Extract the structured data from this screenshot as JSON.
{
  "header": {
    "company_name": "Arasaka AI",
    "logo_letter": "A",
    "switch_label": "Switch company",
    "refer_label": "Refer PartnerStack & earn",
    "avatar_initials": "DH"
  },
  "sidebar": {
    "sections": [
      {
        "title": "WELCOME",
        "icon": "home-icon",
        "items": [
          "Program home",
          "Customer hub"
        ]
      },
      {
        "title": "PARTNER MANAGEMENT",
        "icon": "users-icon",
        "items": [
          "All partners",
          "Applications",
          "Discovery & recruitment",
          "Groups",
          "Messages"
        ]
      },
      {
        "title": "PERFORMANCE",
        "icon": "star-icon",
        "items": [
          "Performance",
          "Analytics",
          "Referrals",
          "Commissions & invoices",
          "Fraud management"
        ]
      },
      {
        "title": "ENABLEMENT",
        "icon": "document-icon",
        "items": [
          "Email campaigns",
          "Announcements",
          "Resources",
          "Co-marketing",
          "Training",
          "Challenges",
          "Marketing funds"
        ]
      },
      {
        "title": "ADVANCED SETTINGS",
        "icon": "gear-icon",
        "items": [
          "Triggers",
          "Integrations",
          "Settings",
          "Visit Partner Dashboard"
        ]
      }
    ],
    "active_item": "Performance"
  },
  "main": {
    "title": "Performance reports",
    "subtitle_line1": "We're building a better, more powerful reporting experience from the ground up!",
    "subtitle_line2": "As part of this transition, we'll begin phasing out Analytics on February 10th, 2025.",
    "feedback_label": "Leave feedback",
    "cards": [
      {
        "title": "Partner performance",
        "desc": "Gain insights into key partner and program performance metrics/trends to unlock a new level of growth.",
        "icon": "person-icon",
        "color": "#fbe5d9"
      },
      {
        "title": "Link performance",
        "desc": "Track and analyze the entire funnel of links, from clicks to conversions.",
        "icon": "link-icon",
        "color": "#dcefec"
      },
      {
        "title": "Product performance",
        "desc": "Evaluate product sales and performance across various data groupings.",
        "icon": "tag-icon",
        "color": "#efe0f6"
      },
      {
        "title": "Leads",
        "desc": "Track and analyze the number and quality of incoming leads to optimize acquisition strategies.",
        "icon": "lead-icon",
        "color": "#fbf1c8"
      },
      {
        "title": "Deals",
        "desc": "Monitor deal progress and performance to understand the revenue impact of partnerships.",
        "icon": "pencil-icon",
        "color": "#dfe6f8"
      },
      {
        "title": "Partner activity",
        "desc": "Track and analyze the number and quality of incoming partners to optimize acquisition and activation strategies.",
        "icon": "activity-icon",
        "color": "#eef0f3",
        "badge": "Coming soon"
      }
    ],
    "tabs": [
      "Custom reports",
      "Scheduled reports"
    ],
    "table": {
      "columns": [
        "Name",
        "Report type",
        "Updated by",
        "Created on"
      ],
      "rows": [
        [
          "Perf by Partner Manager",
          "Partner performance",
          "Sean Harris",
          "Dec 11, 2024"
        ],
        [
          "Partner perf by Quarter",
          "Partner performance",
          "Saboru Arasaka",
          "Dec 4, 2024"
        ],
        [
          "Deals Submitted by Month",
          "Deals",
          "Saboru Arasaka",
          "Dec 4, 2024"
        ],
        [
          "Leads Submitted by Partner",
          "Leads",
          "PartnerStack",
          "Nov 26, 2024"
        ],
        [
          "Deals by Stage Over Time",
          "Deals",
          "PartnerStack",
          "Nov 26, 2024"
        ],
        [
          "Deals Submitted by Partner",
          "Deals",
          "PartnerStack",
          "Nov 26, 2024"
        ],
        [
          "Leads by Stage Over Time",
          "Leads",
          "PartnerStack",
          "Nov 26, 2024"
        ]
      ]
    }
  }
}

━━━━━━

- Task to complete
Scan the lines for the string "analyze". Pick out every line that has it.

- Answer to the problem
        "desc": "Track and analyze the entire funnel of links, from clicks to conversions.",
        "desc": "Track and analyze the number and quality of incoming leads to optimize acquisition strategies.",
        "desc": "Track and analyze the number and quality of incoming partners to optimize acquisition and activation strategies.",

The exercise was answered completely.